*Task directions*
Work out how many lines of the listing hold the string "uptake", then answer with that number and nothing else.
-- BEGIN Record extracts --
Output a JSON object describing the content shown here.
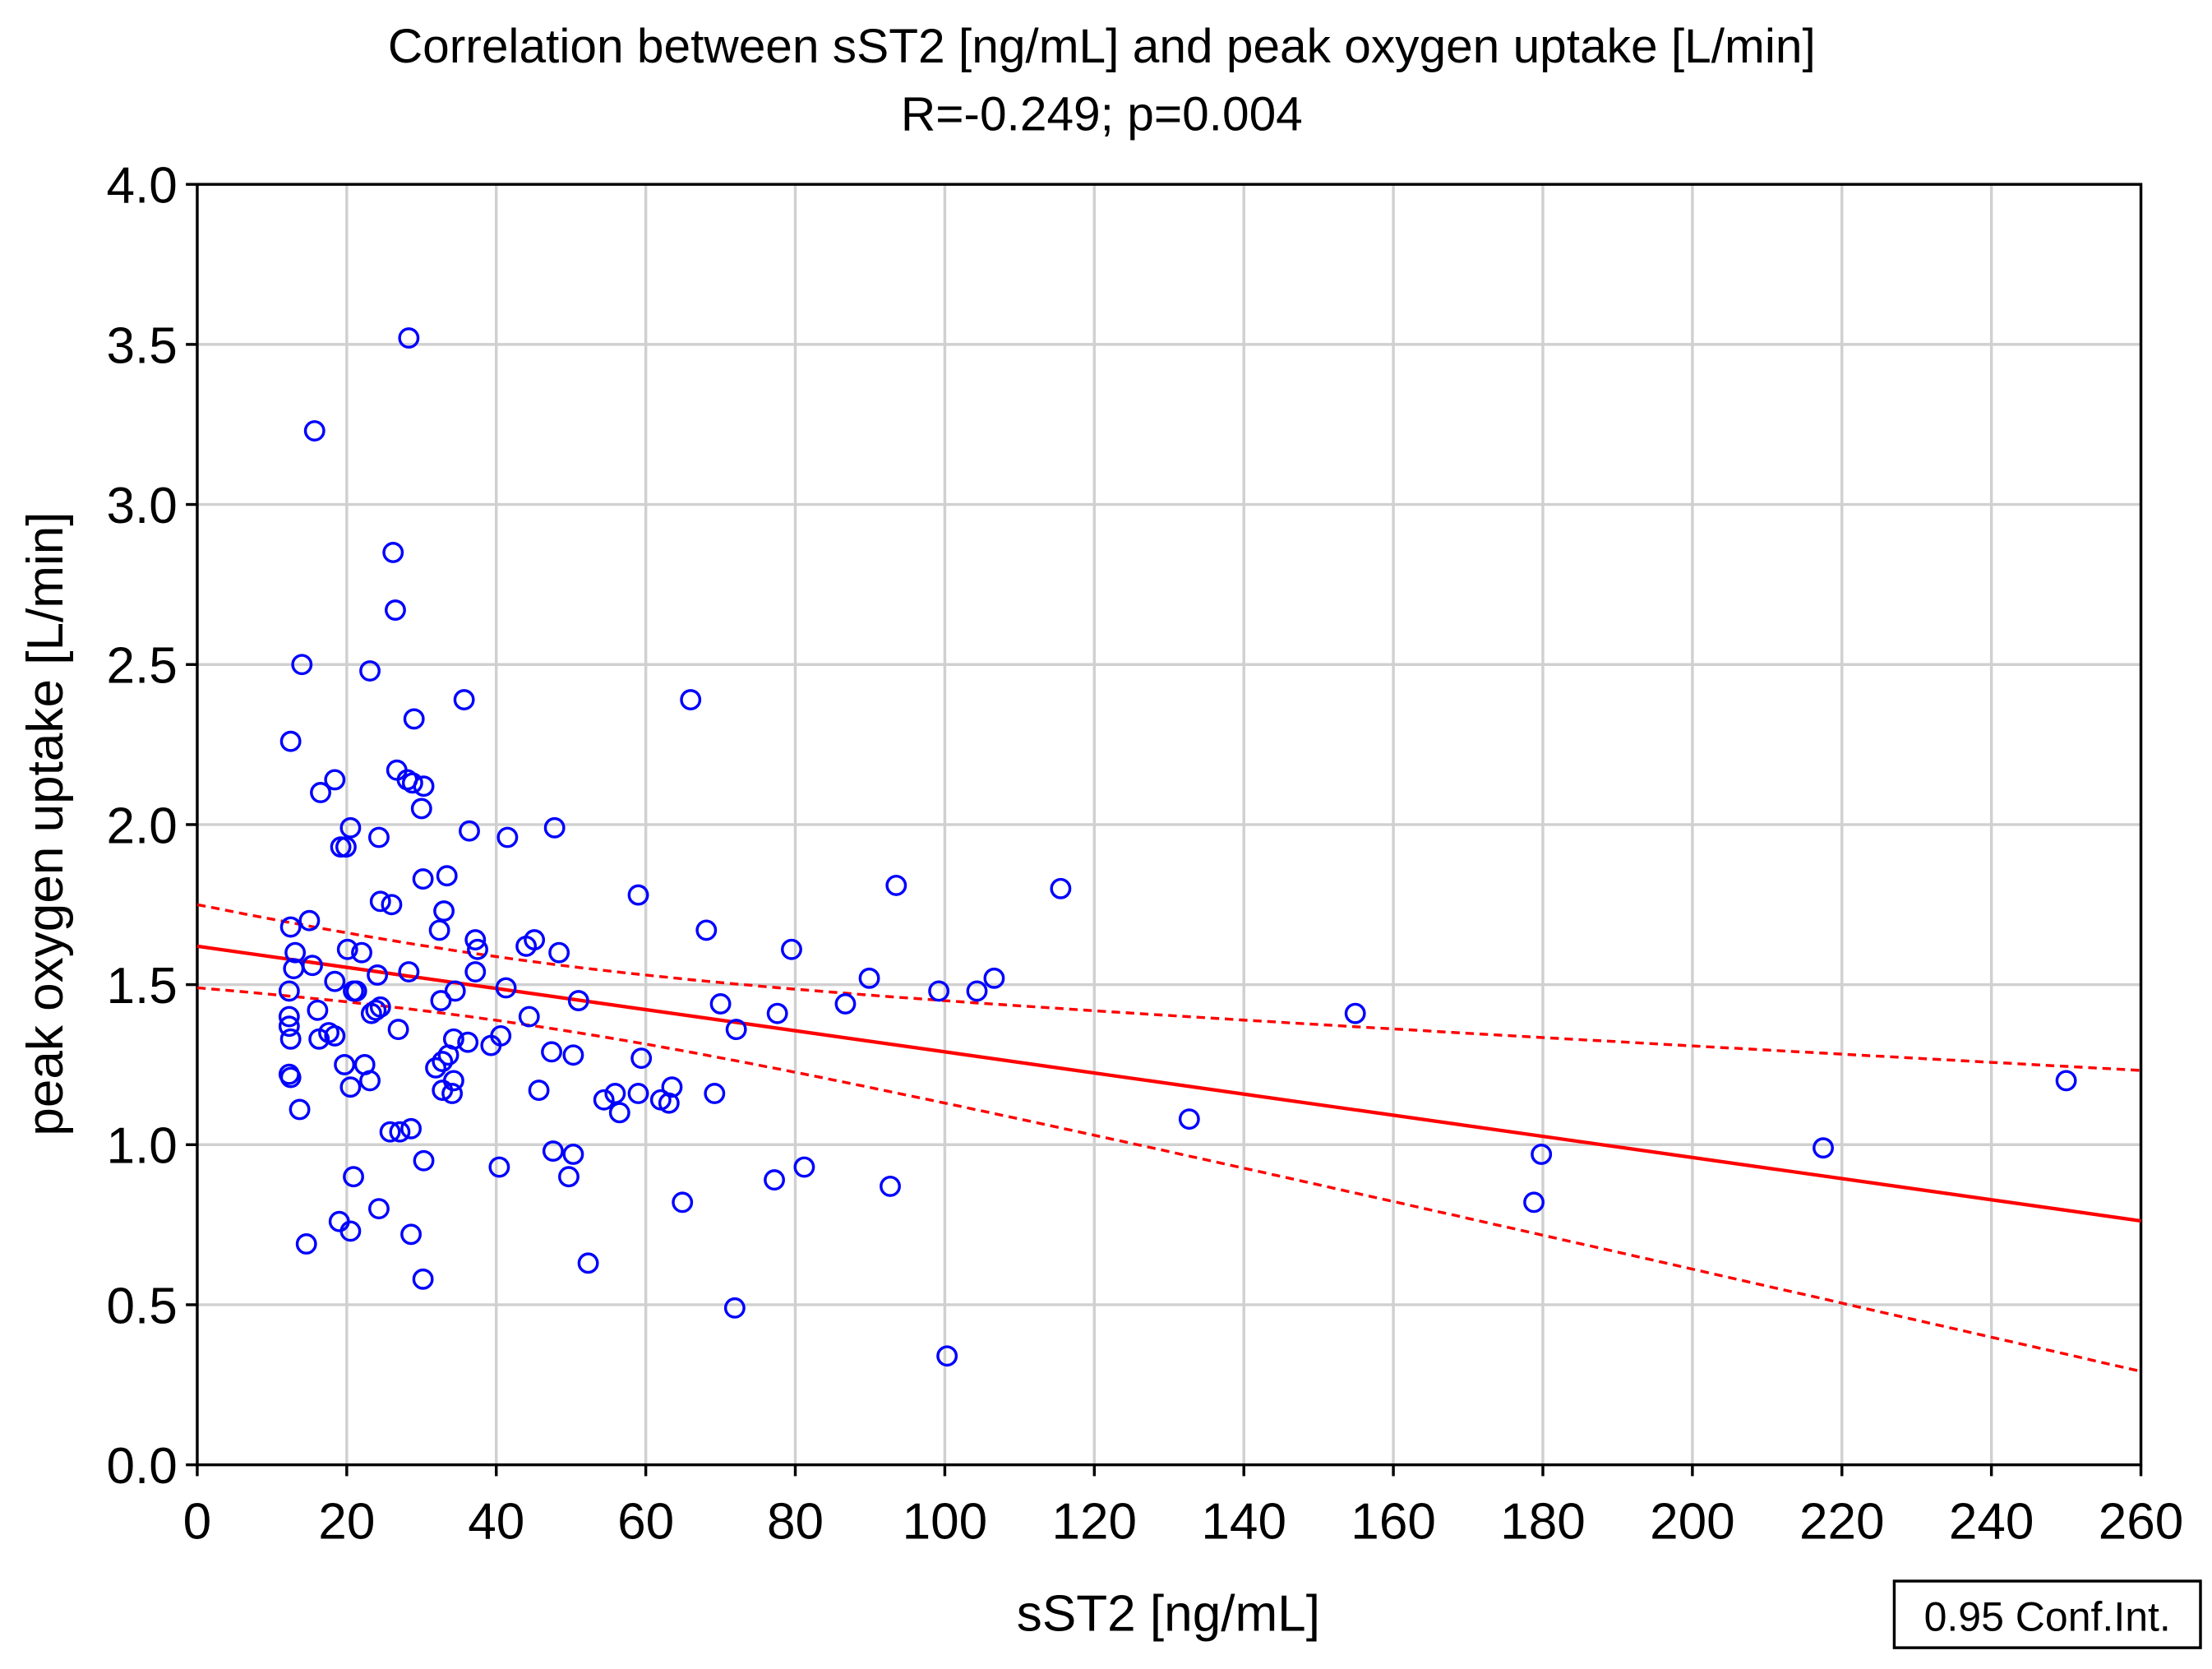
{
  "chart_data": {
    "type": "scatter",
    "title": "Correlation between sST2 [ng/mL] and peak oxygen uptake [L/min]",
    "subtitle": "R=-0.249; p=0.004",
    "xlabel": "sST2 [ng/mL]",
    "ylabel": "peak oxygen uptake [L/min]",
    "xlim": [
      0,
      260
    ],
    "ylim": [
      0,
      4.0
    ],
    "xticks": [
      "0",
      "20",
      "40",
      "60",
      "80",
      "100",
      "120",
      "140",
      "160",
      "180",
      "200",
      "220",
      "240",
      "260"
    ],
    "yticks": [
      "0.0",
      "0.5",
      "1.0",
      "1.5",
      "2.0",
      "2.5",
      "3.0",
      "3.5",
      "4.0"
    ],
    "grid": true,
    "legend": {
      "label": "0.95 Conf.Int.",
      "placement": "bottom-right"
    },
    "colors": {
      "points": "#0000ff",
      "fit": "#ff0000",
      "grid": "#d0d0d0"
    },
    "regression": {
      "intercept": 1.62,
      "slope": -0.0033,
      "ci_center_x": 40,
      "ci_a": 0.0099,
      "ci_b": 4.36e-06
    },
    "points": [
      [
        28.3,
        3.52
      ],
      [
        15.7,
        3.23
      ],
      [
        26.2,
        2.85
      ],
      [
        26.5,
        2.67
      ],
      [
        14.0,
        2.5
      ],
      [
        23.1,
        2.48
      ],
      [
        66.0,
        2.39
      ],
      [
        35.7,
        2.39
      ],
      [
        29.0,
        2.33
      ],
      [
        12.5,
        2.26
      ],
      [
        26.7,
        2.17
      ],
      [
        18.4,
        2.14
      ],
      [
        28.1,
        2.14
      ],
      [
        28.8,
        2.13
      ],
      [
        30.3,
        2.12
      ],
      [
        16.5,
        2.1
      ],
      [
        30.0,
        2.05
      ],
      [
        20.5,
        1.99
      ],
      [
        47.8,
        1.99
      ],
      [
        36.4,
        1.98
      ],
      [
        41.5,
        1.96
      ],
      [
        24.3,
        1.96
      ],
      [
        19.2,
        1.93
      ],
      [
        19.9,
        1.93
      ],
      [
        30.2,
        1.83
      ],
      [
        33.4,
        1.84
      ],
      [
        59.0,
        1.78
      ],
      [
        93.5,
        1.81
      ],
      [
        115.5,
        1.8
      ],
      [
        24.5,
        1.76
      ],
      [
        26.0,
        1.75
      ],
      [
        33.0,
        1.73
      ],
      [
        15.0,
        1.7
      ],
      [
        12.5,
        1.68
      ],
      [
        32.4,
        1.67
      ],
      [
        68.1,
        1.67
      ],
      [
        37.2,
        1.64
      ],
      [
        37.5,
        1.61
      ],
      [
        45.1,
        1.64
      ],
      [
        44.0,
        1.62
      ],
      [
        20.1,
        1.61
      ],
      [
        22.0,
        1.6
      ],
      [
        13.1,
        1.6
      ],
      [
        48.4,
        1.6
      ],
      [
        79.5,
        1.61
      ],
      [
        15.4,
        1.56
      ],
      [
        12.9,
        1.55
      ],
      [
        28.3,
        1.54
      ],
      [
        37.2,
        1.54
      ],
      [
        24.1,
        1.53
      ],
      [
        89.9,
        1.52
      ],
      [
        106.6,
        1.52
      ],
      [
        18.4,
        1.51
      ],
      [
        41.3,
        1.49
      ],
      [
        34.5,
        1.48
      ],
      [
        20.9,
        1.48
      ],
      [
        21.3,
        1.48
      ],
      [
        12.3,
        1.48
      ],
      [
        99.2,
        1.48
      ],
      [
        104.3,
        1.48
      ],
      [
        32.6,
        1.45
      ],
      [
        51.0,
        1.45
      ],
      [
        70.0,
        1.44
      ],
      [
        86.7,
        1.44
      ],
      [
        24.5,
        1.43
      ],
      [
        16.1,
        1.42
      ],
      [
        23.9,
        1.42
      ],
      [
        23.3,
        1.41
      ],
      [
        12.3,
        1.4
      ],
      [
        77.6,
        1.41
      ],
      [
        154.9,
        1.41
      ],
      [
        44.4,
        1.4
      ],
      [
        12.3,
        1.37
      ],
      [
        26.9,
        1.36
      ],
      [
        72.1,
        1.36
      ],
      [
        17.6,
        1.35
      ],
      [
        18.4,
        1.34
      ],
      [
        16.3,
        1.33
      ],
      [
        12.5,
        1.33
      ],
      [
        40.6,
        1.34
      ],
      [
        34.3,
        1.33
      ],
      [
        36.2,
        1.32
      ],
      [
        39.3,
        1.31
      ],
      [
        47.4,
        1.29
      ],
      [
        50.3,
        1.28
      ],
      [
        33.6,
        1.28
      ],
      [
        32.8,
        1.26
      ],
      [
        59.4,
        1.27
      ],
      [
        19.7,
        1.25
      ],
      [
        22.4,
        1.25
      ],
      [
        31.9,
        1.24
      ],
      [
        12.3,
        1.22
      ],
      [
        12.5,
        1.21
      ],
      [
        23.1,
        1.2
      ],
      [
        34.3,
        1.2
      ],
      [
        250.0,
        1.2
      ],
      [
        20.5,
        1.18
      ],
      [
        45.7,
        1.17
      ],
      [
        32.8,
        1.17
      ],
      [
        34.1,
        1.16
      ],
      [
        63.5,
        1.18
      ],
      [
        69.2,
        1.16
      ],
      [
        59.0,
        1.16
      ],
      [
        55.9,
        1.16
      ],
      [
        54.4,
        1.14
      ],
      [
        62.0,
        1.14
      ],
      [
        63.1,
        1.13
      ],
      [
        56.5,
        1.1
      ],
      [
        13.7,
        1.11
      ],
      [
        132.7,
        1.08
      ],
      [
        25.8,
        1.04
      ],
      [
        27.1,
        1.04
      ],
      [
        28.6,
        1.05
      ],
      [
        47.6,
        0.98
      ],
      [
        50.3,
        0.97
      ],
      [
        179.8,
        0.97
      ],
      [
        217.5,
        0.99
      ],
      [
        30.3,
        0.95
      ],
      [
        40.4,
        0.93
      ],
      [
        81.2,
        0.93
      ],
      [
        49.7,
        0.9
      ],
      [
        77.2,
        0.89
      ],
      [
        20.9,
        0.9
      ],
      [
        92.7,
        0.87
      ],
      [
        64.9,
        0.82
      ],
      [
        178.8,
        0.82
      ],
      [
        24.3,
        0.8
      ],
      [
        19.0,
        0.76
      ],
      [
        20.5,
        0.73
      ],
      [
        28.6,
        0.72
      ],
      [
        14.6,
        0.69
      ],
      [
        52.3,
        0.63
      ],
      [
        30.2,
        0.58
      ],
      [
        71.9,
        0.49
      ],
      [
        100.3,
        0.34
      ]
    ]
  }
}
-- END Record extracts --
*Finished task*
2